Challenge —
Write out only the lines from the line that holds "Output the underlying" to the end of the listing below, inclusive, with the pictures omitted.

***

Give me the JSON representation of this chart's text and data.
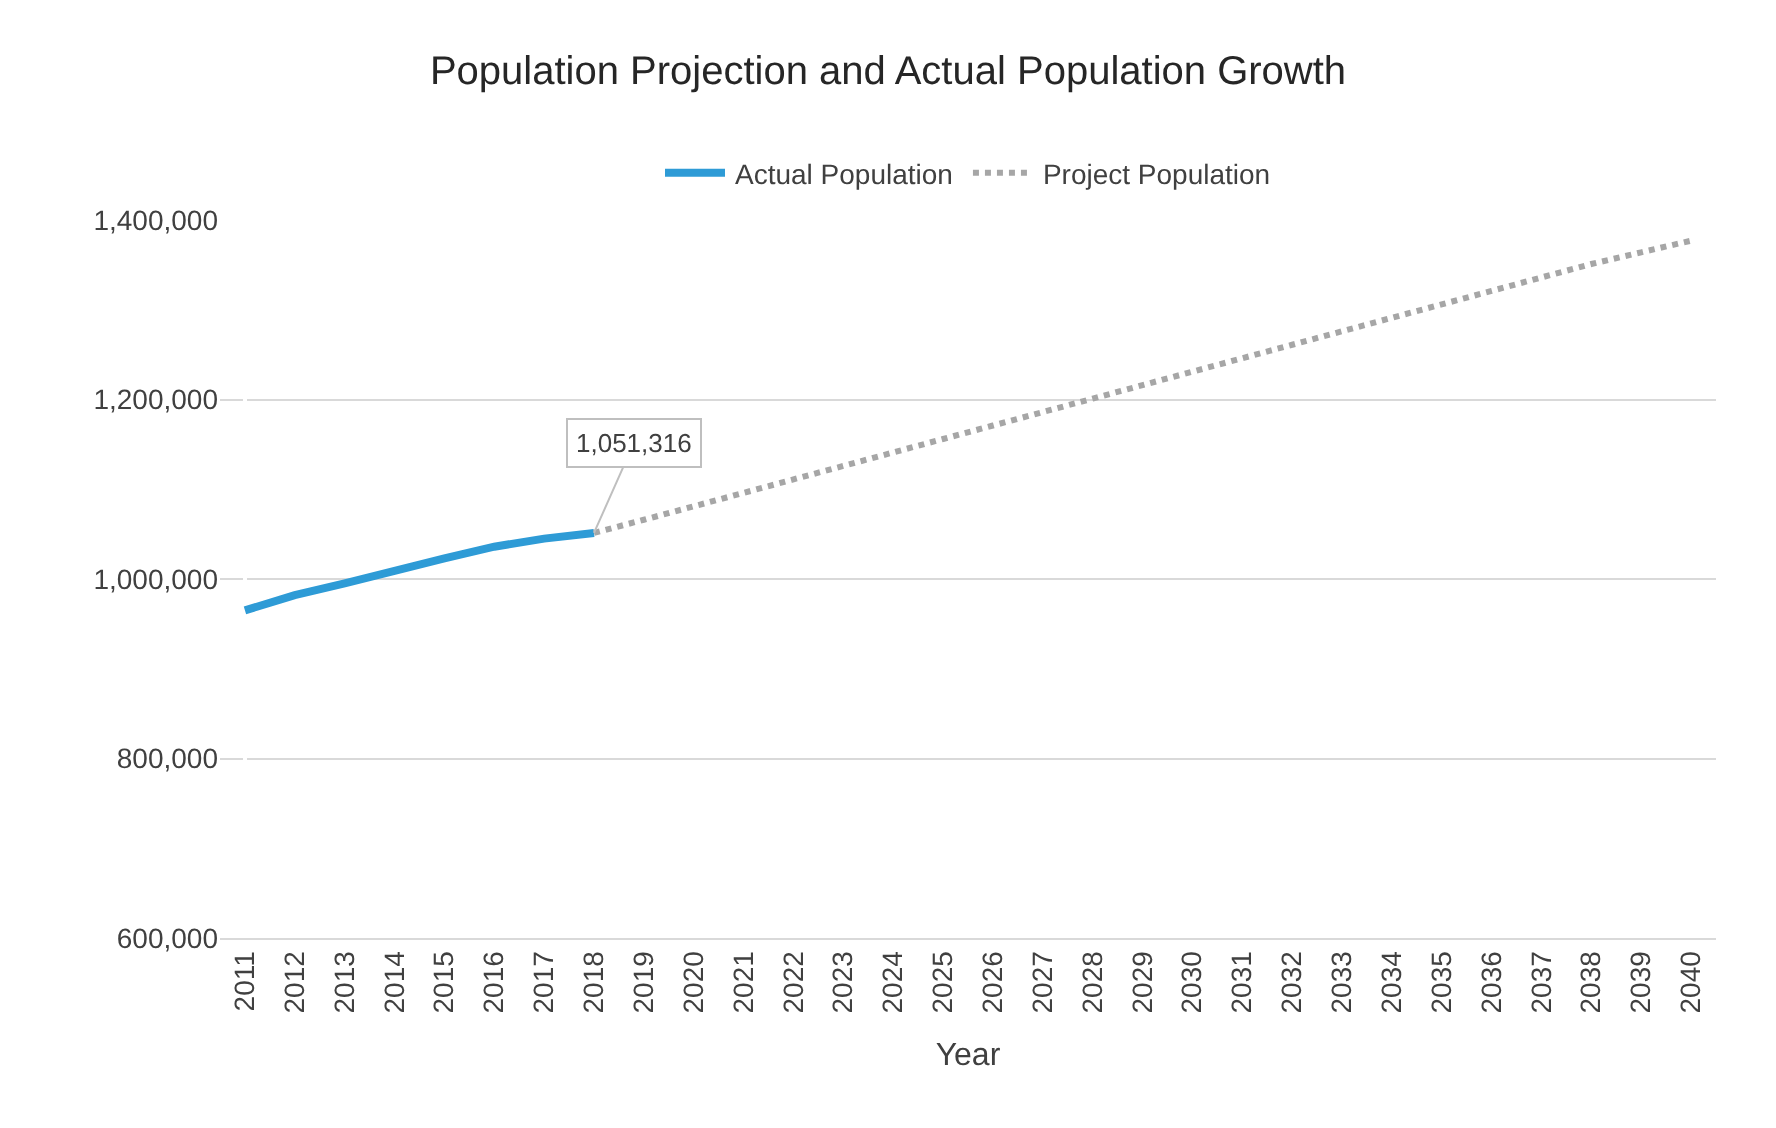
{
  "chart_data": {
    "type": "line",
    "title": "Population Projection and Actual Population Growth",
    "xlabel": "Year",
    "categories": [
      "2011",
      "2012",
      "2013",
      "2014",
      "2015",
      "2016",
      "2017",
      "2018",
      "2019",
      "2020",
      "2021",
      "2022",
      "2023",
      "2024",
      "2025",
      "2026",
      "2027",
      "2028",
      "2029",
      "2030",
      "2031",
      "2032",
      "2033",
      "2034",
      "2035",
      "2036",
      "2037",
      "2038",
      "2039",
      "2040"
    ],
    "series": [
      {
        "name": "Actual Population",
        "color": "#2e9bd6",
        "line_style": "solid",
        "values": [
          965000,
          982000,
          995000,
          1009000,
          1023000,
          1036000,
          1045000,
          1051316,
          null,
          null,
          null,
          null,
          null,
          null,
          null,
          null,
          null,
          null,
          null,
          null,
          null,
          null,
          null,
          null,
          null,
          null,
          null,
          null,
          null,
          null
        ]
      },
      {
        "name": "Project Population",
        "color": "#a6a6a6",
        "line_style": "dotted",
        "values": [
          null,
          null,
          null,
          null,
          null,
          null,
          null,
          1051316,
          1066000,
          1081000,
          1096000,
          1111000,
          1126000,
          1141000,
          1156000,
          1171000,
          1186000,
          1201000,
          1216000,
          1231000,
          1246000,
          1261000,
          1276000,
          1291000,
          1306000,
          1321000,
          1336000,
          1351000,
          1364000,
          1377000
        ]
      }
    ],
    "annotations": [
      {
        "text": "1,051,316",
        "x": "2018",
        "y": 1051316
      }
    ],
    "ylim": [
      600000,
      1400000
    ],
    "yticks": [
      {
        "value": 600000,
        "label": "600,000"
      },
      {
        "value": 800000,
        "label": "800,000"
      },
      {
        "value": 1000000,
        "label": "1,000,000"
      },
      {
        "value": 1200000,
        "label": "1,200,000"
      },
      {
        "value": 1400000,
        "label": "1,400,000"
      }
    ],
    "grid": "y",
    "legend": "top",
    "marker": "none"
  }
}
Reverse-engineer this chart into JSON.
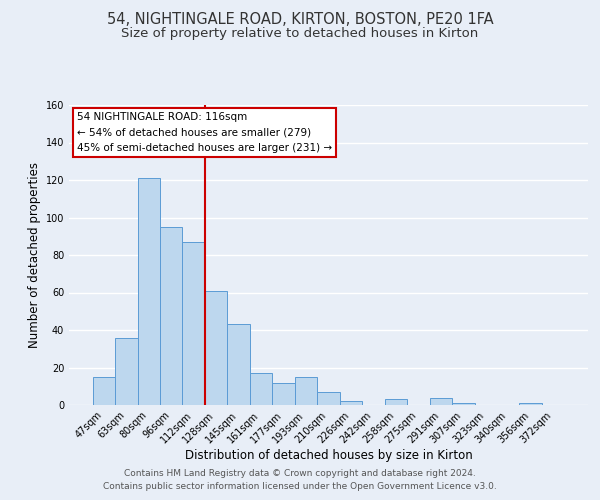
{
  "title": "54, NIGHTINGALE ROAD, KIRTON, BOSTON, PE20 1FA",
  "subtitle": "Size of property relative to detached houses in Kirton",
  "xlabel": "Distribution of detached houses by size in Kirton",
  "ylabel": "Number of detached properties",
  "bar_labels": [
    "47sqm",
    "63sqm",
    "80sqm",
    "96sqm",
    "112sqm",
    "128sqm",
    "145sqm",
    "161sqm",
    "177sqm",
    "193sqm",
    "210sqm",
    "226sqm",
    "242sqm",
    "258sqm",
    "275sqm",
    "291sqm",
    "307sqm",
    "323sqm",
    "340sqm",
    "356sqm",
    "372sqm"
  ],
  "bar_values": [
    15,
    36,
    121,
    95,
    87,
    61,
    43,
    17,
    12,
    15,
    7,
    2,
    0,
    3,
    0,
    4,
    1,
    0,
    0,
    1,
    0
  ],
  "bar_color": "#bdd7ee",
  "bar_edge_color": "#5b9bd5",
  "vline_x": 4.5,
  "vline_color": "#cc0000",
  "ylim": [
    0,
    160
  ],
  "yticks": [
    0,
    20,
    40,
    60,
    80,
    100,
    120,
    140,
    160
  ],
  "annotation_title": "54 NIGHTINGALE ROAD: 116sqm",
  "annotation_line1": "← 54% of detached houses are smaller (279)",
  "annotation_line2": "45% of semi-detached houses are larger (231) →",
  "annotation_box_color": "#ffffff",
  "annotation_box_edge": "#cc0000",
  "footer_line1": "Contains HM Land Registry data © Crown copyright and database right 2024.",
  "footer_line2": "Contains public sector information licensed under the Open Government Licence v3.0.",
  "background_color": "#e8eef7",
  "plot_background": "#e8eef7",
  "grid_color": "#ffffff",
  "title_fontsize": 10.5,
  "subtitle_fontsize": 9.5,
  "axis_label_fontsize": 8.5,
  "tick_fontsize": 7,
  "annotation_fontsize": 7.5,
  "footer_fontsize": 6.5
}
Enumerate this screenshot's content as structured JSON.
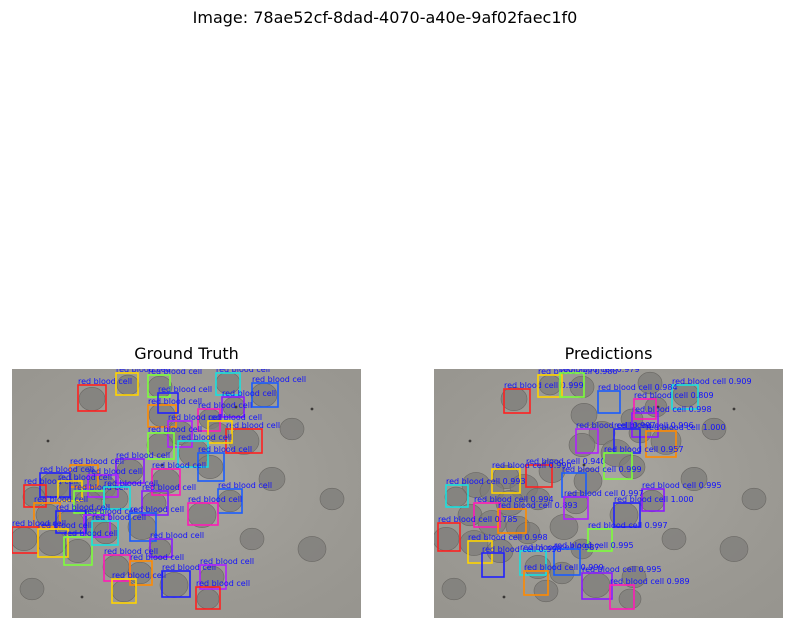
{
  "figure": {
    "title": "Image: 78ae52cf-8dad-4070-a40e-9af02faec1f0"
  },
  "panels": {
    "left": {
      "title": "Ground Truth"
    },
    "right": {
      "title": "Predictions"
    }
  },
  "image": {
    "description_icon": "blood-smear-image"
  },
  "colors": {
    "background": "#9d9b95",
    "cell": "#7e7c79",
    "label": "#1010ff",
    "boxes": [
      "#ff2020",
      "#ffd400",
      "#7cff3a",
      "#18e0e0",
      "#1a5cff",
      "#8a1aff",
      "#ff1ab8",
      "#ff8a00",
      "#2020ff",
      "#b020ff"
    ]
  },
  "ground_truth": {
    "labels": [
      "red blood cell",
      "red blood cell",
      "red blood cell",
      "red blood cell",
      "red blood cell",
      "red blood cell",
      "red blood cell",
      "red blood cell",
      "red blood cell",
      "red blood cell",
      "red blood cell",
      "red blood cell",
      "red blood cell",
      "red blood cell",
      "red blood cell",
      "red blood cell",
      "red blood cell",
      "red blood cell",
      "red blood cell",
      "red blood cell",
      "red blood cell",
      "red blood cell",
      "red blood cell",
      "red blood cell",
      "red blood cell",
      "red blood cell",
      "red blood cell",
      "red blood cell",
      "red blood cell",
      "red blood cell",
      "red blood cell",
      "red blood cell",
      "red blood cell",
      "red blood cell",
      "red blood cell",
      "red blood cell",
      "red blood cell",
      "red blood cell",
      "red blood cell",
      "red blood cell",
      "red blood cell",
      "red blood cell"
    ]
  },
  "predictions": {
    "labels": [
      "red blood cell 0.999",
      "red blood cell 0.988",
      "red blood cell 0.979",
      "red blood cell 0.909",
      "red blood cell 0.984",
      "red blood cell 0.998",
      "red blood cell 0.809",
      "red blood cell 1.000",
      "red blood cell 0.996",
      "red blood cell 0.997",
      "red blood cell 0.940",
      "red blood cell 0.990",
      "red blood cell 0.957",
      "red blood cell 0.993",
      "red blood cell 0.999",
      "red blood cell 0.995",
      "red blood cell 0.994",
      "red blood cell 0.893",
      "red blood cell 1.000",
      "red blood cell 0.997",
      "red blood cell 0.785",
      "red blood cell 0.998",
      "red blood cell 0.997",
      "red blood cell 0.987",
      "red blood cell 0.995",
      "red blood cell 0.995",
      "red blood cell 0.989",
      "red blood cell 0.999",
      "red blood cell 0.998"
    ]
  }
}
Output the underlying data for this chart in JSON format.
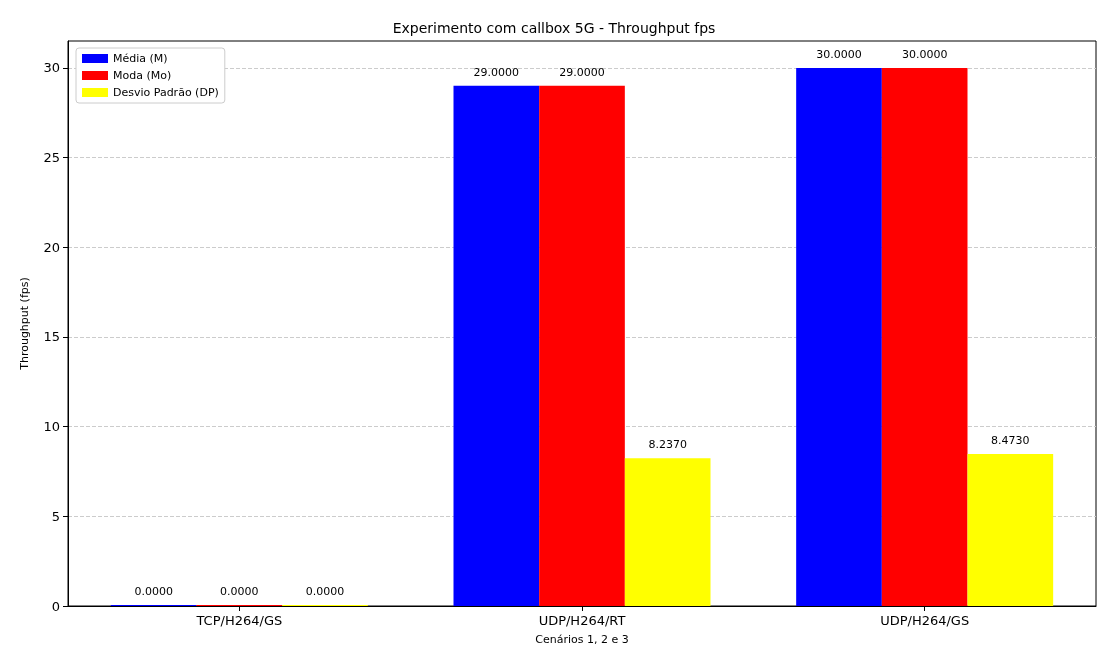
{
  "chart_data": {
    "type": "bar",
    "title": "Experimento com callbox 5G - Throughput fps",
    "xlabel": "Cenários 1, 2 e 3",
    "ylabel": "Throughput (fps)",
    "categories": [
      "TCP/H264/GS",
      "UDP/H264/RT",
      "UDP/H264/GS"
    ],
    "series": [
      {
        "name": "Média (M)",
        "color": "#0000ff",
        "values": [
          0,
          29,
          30
        ],
        "value_labels": [
          "0.0000",
          "29.0000",
          "30.0000"
        ]
      },
      {
        "name": "Moda (Mo)",
        "color": "#ff0000",
        "values": [
          0,
          29,
          30
        ],
        "value_labels": [
          "0.0000",
          "29.0000",
          "30.0000"
        ]
      },
      {
        "name": "Desvio Padrão (DP)",
        "color": "#ffff00",
        "values": [
          0,
          8.237,
          8.473
        ],
        "value_labels": [
          "0.0000",
          "8.2370",
          "8.4730"
        ]
      }
    ],
    "ylim": [
      0,
      31.5
    ],
    "yticks": [
      0,
      5,
      10,
      15,
      20,
      25,
      30
    ],
    "grid": "y",
    "legend": "top left"
  }
}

***

Written reply —
Output the underlying data for this chart in JSON format.
{
  "chart_data": {
    "type": "bar",
    "title": "Experimento com callbox 5G - Throughput fps",
    "xlabel": "Cenários 1, 2 e 3",
    "ylabel": "Throughput (fps)",
    "categories": [
      "TCP/H264/GS",
      "UDP/H264/RT",
      "UDP/H264/GS"
    ],
    "series": [
      {
        "name": "Média (M)",
        "color": "#0000ff",
        "values": [
          0,
          29,
          30
        ],
        "value_labels": [
          "0.0000",
          "29.0000",
          "30.0000"
        ]
      },
      {
        "name": "Moda (Mo)",
        "color": "#ff0000",
        "values": [
          0,
          29,
          30
        ],
        "value_labels": [
          "0.0000",
          "29.0000",
          "30.0000"
        ]
      },
      {
        "name": "Desvio Padrão (DP)",
        "color": "#ffff00",
        "values": [
          0,
          8.237,
          8.473
        ],
        "value_labels": [
          "0.0000",
          "8.2370",
          "8.4730"
        ]
      }
    ],
    "ylim": [
      0,
      31.5
    ],
    "yticks": [
      0,
      5,
      10,
      15,
      20,
      25,
      30
    ],
    "grid": "y",
    "legend": "top left"
  }
}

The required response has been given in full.